Extract the lines that carry the string "than" from the listing.

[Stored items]
■ ■ ■ ■
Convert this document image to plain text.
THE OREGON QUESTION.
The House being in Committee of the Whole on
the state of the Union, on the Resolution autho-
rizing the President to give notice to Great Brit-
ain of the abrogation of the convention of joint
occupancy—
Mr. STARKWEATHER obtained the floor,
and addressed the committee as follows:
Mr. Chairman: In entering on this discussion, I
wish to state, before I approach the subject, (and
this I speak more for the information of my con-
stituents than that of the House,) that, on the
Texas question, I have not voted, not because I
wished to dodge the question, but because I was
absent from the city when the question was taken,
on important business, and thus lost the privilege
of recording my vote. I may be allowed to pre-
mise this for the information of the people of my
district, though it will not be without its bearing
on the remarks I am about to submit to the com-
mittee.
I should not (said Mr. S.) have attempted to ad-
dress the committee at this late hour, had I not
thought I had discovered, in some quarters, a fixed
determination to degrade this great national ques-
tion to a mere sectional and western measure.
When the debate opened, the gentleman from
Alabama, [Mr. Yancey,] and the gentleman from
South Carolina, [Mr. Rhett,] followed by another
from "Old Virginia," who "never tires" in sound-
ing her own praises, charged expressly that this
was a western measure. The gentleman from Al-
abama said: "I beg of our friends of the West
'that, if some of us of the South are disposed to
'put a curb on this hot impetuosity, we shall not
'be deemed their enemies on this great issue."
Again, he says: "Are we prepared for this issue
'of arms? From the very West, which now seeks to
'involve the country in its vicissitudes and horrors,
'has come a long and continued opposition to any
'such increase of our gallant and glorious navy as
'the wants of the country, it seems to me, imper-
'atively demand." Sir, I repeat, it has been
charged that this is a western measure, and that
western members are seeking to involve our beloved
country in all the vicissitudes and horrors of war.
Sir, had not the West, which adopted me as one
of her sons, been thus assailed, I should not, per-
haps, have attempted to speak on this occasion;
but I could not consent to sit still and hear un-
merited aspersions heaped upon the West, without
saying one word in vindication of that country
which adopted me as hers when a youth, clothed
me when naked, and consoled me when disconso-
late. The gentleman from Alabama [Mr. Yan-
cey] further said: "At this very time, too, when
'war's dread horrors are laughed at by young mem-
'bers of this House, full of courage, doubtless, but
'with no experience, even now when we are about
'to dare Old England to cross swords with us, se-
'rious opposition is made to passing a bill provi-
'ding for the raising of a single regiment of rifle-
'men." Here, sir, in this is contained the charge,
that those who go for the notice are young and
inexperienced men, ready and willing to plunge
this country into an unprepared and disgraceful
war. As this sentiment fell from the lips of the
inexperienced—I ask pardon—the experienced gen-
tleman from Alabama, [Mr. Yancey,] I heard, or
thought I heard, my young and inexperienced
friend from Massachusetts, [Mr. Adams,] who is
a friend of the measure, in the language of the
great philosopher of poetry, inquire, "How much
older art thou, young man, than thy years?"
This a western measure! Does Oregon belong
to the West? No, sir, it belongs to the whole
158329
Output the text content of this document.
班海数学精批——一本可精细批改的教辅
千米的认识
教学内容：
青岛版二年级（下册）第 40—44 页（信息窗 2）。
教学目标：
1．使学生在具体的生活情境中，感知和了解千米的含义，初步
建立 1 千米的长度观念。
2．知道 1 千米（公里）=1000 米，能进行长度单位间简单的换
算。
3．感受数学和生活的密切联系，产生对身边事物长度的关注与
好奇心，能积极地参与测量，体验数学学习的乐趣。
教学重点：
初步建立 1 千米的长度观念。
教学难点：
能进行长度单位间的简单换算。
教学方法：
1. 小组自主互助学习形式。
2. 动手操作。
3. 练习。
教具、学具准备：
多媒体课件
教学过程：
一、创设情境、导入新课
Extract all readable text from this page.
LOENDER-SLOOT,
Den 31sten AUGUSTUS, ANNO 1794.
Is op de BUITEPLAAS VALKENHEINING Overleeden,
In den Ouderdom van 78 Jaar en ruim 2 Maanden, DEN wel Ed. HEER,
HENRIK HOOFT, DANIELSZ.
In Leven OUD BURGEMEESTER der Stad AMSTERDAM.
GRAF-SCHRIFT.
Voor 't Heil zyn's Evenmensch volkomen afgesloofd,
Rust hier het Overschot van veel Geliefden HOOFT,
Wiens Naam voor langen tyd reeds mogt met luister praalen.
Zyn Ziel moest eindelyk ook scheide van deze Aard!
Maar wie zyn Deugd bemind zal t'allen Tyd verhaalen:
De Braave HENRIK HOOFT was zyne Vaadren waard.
■ ■ ■ ■
- _RESULT OF THIS TASK_
stituents than that of the House,) that, on the
older art thou, young man, than thy years?"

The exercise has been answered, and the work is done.